> [Task description]:
Count up the lines in the following listing that hold the word "semi", then give only that count.

> [Stored rows]:
┄┄┄┄┄┄┄┄┄┄
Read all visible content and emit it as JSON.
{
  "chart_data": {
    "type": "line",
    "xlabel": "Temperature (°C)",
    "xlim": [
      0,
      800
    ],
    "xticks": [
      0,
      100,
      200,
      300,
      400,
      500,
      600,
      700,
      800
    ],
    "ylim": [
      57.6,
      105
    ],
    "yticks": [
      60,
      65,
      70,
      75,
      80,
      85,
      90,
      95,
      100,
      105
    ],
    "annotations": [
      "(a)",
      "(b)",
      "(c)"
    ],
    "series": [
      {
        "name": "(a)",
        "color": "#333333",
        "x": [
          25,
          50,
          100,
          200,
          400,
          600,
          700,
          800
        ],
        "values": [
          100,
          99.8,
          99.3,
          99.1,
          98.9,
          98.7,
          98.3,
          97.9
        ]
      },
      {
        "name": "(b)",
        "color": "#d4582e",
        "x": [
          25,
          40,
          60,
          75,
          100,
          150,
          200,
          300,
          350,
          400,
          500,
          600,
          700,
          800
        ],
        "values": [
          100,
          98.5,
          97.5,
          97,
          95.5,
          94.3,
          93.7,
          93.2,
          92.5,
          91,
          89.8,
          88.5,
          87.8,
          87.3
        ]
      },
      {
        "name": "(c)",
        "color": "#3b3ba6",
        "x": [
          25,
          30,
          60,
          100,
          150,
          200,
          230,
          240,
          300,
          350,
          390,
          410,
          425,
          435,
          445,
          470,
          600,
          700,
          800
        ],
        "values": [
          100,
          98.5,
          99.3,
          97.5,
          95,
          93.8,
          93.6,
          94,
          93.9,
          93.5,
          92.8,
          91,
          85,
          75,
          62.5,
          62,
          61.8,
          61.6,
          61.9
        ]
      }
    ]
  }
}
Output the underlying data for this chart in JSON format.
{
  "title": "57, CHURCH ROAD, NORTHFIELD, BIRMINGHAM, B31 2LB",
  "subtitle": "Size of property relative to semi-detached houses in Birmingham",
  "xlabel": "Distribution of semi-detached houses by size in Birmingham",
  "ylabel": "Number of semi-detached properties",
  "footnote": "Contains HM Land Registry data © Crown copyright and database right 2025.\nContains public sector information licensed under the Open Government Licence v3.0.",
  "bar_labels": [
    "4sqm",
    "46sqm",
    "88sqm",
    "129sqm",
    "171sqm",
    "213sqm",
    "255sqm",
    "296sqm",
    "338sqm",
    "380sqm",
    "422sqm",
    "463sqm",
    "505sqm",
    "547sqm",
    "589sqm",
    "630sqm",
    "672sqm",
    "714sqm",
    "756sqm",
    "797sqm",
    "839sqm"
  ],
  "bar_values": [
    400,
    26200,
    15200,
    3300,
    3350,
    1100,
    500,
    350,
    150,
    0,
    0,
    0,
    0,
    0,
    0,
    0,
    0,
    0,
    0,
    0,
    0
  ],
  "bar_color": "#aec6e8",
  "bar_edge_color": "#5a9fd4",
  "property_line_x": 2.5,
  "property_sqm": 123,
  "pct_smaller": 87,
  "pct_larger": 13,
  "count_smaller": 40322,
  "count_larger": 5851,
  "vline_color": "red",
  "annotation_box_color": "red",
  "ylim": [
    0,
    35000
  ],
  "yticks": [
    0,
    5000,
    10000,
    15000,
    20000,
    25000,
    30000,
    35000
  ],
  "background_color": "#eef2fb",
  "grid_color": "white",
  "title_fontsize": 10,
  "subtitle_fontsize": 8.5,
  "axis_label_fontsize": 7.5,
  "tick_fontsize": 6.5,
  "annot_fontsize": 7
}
┄┄┄┄┄┄┄┄┄┄
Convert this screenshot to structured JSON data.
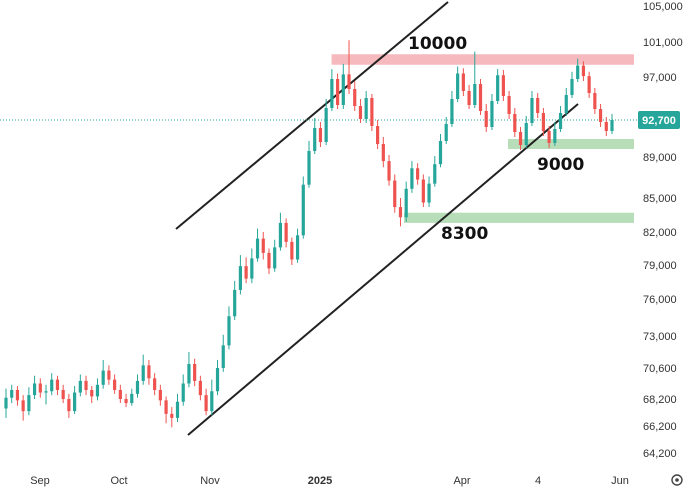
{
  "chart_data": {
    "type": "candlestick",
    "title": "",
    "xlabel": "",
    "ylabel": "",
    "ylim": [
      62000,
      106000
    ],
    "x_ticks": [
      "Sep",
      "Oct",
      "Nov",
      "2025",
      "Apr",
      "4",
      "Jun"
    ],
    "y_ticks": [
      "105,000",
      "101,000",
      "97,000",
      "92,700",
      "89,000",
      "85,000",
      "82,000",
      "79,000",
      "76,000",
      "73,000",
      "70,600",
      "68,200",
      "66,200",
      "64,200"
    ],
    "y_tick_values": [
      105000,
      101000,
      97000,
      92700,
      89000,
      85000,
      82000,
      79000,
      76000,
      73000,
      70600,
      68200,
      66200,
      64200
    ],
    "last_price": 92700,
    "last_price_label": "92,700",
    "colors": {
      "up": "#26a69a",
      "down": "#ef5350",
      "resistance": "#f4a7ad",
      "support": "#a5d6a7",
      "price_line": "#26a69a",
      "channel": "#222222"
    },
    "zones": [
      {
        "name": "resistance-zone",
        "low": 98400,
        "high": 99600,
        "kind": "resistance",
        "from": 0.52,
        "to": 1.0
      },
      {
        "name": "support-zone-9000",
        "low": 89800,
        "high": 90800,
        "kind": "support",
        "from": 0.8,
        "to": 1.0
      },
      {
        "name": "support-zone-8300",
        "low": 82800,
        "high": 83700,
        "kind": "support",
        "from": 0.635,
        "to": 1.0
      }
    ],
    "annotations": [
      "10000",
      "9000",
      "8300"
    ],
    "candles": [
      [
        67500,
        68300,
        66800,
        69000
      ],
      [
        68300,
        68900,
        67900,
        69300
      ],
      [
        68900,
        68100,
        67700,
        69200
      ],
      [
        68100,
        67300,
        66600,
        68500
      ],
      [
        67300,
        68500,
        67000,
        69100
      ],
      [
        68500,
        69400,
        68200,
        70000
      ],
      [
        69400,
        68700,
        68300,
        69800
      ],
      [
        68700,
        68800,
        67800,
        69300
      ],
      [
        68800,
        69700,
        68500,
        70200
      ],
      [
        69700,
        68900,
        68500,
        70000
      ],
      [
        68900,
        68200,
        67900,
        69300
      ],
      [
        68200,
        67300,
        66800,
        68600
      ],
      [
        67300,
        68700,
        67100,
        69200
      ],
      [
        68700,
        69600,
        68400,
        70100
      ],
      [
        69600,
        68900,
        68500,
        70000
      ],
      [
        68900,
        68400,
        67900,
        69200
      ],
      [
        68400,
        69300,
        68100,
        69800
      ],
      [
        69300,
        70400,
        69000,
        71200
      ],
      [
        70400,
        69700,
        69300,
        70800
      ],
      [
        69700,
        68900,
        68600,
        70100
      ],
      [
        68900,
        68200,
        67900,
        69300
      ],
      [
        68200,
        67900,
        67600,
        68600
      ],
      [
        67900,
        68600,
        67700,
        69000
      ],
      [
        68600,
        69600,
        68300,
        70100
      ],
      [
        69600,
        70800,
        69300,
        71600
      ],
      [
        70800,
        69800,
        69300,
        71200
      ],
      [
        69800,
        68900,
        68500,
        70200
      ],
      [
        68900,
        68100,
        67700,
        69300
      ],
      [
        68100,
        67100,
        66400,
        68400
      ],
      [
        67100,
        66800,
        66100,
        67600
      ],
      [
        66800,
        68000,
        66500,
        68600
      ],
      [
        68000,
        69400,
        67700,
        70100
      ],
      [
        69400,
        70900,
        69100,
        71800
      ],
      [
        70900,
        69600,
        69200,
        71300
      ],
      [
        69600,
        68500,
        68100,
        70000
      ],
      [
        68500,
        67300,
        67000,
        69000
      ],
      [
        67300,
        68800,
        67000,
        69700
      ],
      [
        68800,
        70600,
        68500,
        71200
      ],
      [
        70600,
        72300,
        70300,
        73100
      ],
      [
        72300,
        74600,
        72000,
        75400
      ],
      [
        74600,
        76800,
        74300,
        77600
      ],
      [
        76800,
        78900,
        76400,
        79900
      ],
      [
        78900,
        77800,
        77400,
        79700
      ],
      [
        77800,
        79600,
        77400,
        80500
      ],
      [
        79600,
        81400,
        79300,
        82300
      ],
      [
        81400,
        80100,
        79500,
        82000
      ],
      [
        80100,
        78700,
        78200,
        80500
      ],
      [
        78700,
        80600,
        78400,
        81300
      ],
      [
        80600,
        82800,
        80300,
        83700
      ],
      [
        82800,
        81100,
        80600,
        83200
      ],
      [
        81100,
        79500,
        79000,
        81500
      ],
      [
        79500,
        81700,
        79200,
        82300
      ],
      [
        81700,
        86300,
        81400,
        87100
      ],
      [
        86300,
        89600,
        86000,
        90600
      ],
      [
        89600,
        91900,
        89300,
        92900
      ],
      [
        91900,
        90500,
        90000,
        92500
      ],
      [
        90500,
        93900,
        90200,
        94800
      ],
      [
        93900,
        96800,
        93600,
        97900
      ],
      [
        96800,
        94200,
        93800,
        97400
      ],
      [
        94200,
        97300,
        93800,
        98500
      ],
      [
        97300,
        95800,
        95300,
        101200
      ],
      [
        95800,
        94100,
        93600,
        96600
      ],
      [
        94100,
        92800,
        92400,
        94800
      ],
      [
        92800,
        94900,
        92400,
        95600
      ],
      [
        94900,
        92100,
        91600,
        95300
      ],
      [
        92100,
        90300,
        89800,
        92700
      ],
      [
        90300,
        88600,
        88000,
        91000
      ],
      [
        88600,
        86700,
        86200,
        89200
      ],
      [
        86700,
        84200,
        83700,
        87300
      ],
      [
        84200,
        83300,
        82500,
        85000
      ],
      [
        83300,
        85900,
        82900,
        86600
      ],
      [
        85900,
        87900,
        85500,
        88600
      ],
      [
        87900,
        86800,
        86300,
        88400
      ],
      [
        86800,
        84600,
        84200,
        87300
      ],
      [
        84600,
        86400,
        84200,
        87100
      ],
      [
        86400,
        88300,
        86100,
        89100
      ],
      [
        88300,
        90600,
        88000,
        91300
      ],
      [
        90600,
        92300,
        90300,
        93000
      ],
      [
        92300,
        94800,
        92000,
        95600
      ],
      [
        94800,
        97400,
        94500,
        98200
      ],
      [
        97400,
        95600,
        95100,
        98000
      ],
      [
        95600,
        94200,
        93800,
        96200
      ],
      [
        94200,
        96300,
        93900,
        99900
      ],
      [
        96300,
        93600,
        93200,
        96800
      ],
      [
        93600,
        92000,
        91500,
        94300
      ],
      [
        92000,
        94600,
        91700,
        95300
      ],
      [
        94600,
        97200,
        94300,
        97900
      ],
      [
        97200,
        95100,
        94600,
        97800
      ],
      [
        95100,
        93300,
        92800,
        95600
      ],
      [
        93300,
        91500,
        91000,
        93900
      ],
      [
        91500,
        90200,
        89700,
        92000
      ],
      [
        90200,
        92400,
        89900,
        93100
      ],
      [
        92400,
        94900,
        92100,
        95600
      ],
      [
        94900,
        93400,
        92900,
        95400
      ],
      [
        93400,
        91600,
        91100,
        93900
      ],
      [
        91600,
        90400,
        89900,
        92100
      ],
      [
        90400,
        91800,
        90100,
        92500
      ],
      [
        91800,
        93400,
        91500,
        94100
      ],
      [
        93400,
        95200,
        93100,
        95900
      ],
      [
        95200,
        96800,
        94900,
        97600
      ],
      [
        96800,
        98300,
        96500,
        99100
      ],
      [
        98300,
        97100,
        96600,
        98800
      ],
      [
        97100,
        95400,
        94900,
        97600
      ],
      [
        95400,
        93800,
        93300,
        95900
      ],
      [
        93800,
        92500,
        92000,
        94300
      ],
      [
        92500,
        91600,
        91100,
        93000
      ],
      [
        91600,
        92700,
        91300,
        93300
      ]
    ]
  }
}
┄┄┄┄┄┄┄┄┄┄
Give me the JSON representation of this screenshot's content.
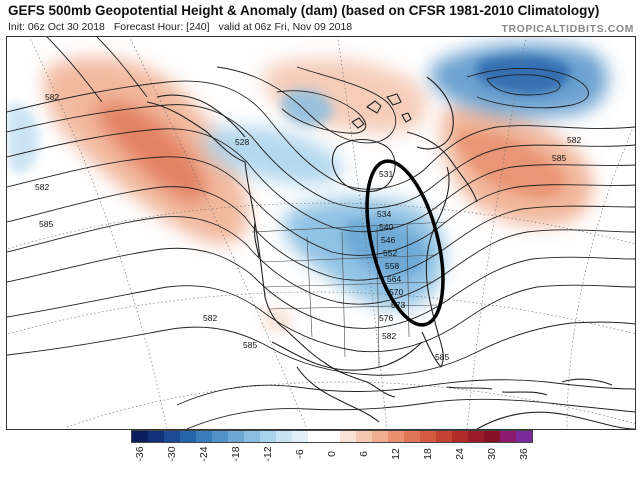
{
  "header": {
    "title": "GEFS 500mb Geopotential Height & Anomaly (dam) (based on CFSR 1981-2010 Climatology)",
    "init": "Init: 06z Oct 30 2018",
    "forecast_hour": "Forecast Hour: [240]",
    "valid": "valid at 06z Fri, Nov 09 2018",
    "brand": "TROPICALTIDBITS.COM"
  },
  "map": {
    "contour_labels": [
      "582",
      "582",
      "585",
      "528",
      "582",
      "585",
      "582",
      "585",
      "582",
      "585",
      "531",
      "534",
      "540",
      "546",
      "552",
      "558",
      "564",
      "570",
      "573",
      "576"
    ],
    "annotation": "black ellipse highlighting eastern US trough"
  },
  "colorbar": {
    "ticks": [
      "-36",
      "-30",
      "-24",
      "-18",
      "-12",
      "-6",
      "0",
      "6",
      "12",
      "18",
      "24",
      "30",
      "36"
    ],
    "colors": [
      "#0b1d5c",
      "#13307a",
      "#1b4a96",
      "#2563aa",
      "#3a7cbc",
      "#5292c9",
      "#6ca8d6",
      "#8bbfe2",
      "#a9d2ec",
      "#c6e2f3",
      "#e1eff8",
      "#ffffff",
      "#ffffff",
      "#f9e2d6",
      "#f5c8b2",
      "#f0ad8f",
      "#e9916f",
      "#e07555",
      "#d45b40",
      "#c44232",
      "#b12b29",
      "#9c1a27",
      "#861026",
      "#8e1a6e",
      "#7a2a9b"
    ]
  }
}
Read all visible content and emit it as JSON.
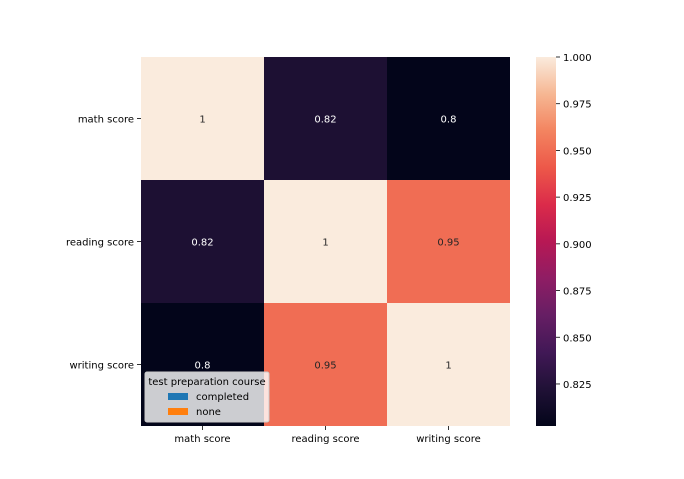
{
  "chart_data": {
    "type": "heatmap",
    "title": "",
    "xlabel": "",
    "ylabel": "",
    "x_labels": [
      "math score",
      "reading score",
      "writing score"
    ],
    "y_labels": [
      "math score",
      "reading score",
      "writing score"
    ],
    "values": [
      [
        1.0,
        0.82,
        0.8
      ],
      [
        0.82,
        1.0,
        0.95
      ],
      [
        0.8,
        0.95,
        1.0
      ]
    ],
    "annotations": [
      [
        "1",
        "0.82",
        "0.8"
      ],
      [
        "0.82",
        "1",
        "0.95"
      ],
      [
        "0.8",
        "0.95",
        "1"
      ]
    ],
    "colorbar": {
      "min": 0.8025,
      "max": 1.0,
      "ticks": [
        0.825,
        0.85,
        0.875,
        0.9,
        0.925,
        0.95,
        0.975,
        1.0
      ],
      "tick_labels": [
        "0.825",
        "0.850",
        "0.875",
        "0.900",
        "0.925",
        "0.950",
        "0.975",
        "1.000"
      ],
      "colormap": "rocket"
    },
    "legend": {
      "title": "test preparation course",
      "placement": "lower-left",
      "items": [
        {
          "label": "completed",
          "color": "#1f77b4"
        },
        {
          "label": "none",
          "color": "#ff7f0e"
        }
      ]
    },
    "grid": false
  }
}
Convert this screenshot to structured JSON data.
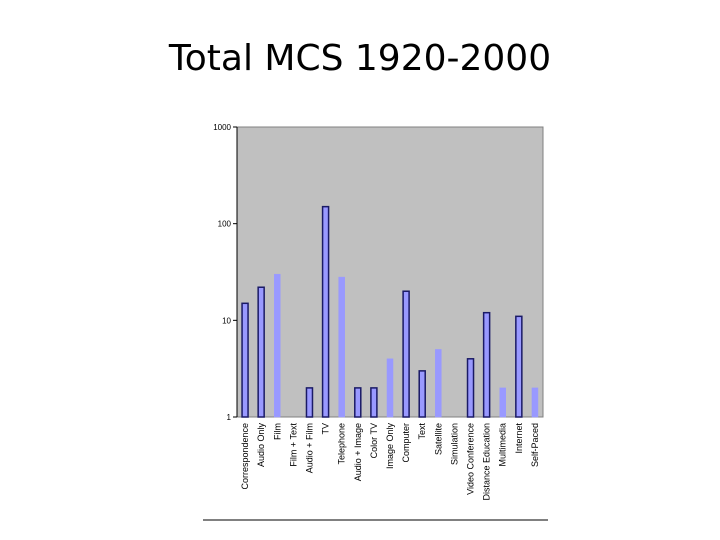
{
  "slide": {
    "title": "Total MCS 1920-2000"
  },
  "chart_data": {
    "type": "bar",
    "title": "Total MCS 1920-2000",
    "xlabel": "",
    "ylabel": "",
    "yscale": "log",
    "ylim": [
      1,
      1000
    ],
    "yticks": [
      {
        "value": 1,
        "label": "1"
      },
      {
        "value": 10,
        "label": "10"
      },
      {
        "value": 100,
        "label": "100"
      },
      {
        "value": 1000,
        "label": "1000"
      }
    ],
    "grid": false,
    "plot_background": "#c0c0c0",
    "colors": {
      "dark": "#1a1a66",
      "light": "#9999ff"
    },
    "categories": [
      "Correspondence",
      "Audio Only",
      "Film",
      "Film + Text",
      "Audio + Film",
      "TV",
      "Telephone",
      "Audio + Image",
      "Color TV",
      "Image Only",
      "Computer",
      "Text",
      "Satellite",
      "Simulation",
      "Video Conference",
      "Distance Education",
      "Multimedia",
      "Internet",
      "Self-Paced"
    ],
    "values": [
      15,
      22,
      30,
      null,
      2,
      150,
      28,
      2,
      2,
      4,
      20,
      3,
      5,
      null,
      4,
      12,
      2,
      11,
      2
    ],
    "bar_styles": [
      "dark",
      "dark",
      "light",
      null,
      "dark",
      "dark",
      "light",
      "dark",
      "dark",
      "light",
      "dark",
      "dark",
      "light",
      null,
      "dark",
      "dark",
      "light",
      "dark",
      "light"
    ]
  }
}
┄┄┄┄┄┄┄┄┄┄
> [Task solution]:
3